(Saved entries)
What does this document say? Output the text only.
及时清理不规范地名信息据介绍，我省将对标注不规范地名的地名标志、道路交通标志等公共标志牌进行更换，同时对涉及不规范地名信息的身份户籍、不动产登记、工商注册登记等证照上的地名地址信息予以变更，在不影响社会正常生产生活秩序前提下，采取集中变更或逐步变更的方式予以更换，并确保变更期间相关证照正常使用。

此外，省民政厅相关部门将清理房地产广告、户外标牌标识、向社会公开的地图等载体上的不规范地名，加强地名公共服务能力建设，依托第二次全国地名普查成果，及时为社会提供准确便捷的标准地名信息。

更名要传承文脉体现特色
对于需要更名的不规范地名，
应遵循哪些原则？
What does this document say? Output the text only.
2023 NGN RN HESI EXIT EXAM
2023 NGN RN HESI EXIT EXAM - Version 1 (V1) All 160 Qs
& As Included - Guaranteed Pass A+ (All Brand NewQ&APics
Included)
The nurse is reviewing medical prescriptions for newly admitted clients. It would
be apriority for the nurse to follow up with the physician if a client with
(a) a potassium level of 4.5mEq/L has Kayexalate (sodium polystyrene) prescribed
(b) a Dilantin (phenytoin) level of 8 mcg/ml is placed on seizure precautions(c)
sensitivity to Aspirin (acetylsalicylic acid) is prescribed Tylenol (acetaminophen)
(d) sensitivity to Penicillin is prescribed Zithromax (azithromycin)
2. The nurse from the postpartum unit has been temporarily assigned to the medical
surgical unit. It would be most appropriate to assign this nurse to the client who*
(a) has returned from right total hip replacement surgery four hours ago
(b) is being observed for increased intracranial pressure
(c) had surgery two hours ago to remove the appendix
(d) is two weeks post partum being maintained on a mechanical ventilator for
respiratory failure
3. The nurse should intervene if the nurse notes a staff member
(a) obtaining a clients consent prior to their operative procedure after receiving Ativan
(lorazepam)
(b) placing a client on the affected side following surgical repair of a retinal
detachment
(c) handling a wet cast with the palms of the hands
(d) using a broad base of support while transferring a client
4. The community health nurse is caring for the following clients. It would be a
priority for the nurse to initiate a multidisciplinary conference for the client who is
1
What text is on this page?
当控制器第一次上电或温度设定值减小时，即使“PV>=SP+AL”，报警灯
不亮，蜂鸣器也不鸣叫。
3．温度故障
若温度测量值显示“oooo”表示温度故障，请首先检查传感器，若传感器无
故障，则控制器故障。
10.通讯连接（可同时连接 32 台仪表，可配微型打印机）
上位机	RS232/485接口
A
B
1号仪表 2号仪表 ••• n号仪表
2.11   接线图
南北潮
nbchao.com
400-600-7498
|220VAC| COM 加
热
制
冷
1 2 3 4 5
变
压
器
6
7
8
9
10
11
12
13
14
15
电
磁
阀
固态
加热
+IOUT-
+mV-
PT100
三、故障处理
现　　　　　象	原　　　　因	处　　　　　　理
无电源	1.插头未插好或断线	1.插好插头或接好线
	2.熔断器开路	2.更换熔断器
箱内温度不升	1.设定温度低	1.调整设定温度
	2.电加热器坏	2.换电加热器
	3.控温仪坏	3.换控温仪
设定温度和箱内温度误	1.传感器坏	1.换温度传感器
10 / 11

### Instructions for the task
Copy every line of the records above that contains "from".

### Result
2. The nurse from the postpartum unit has been temporarily assigned to the medical
(a) has returned from right total hip replacement surgery four hours ago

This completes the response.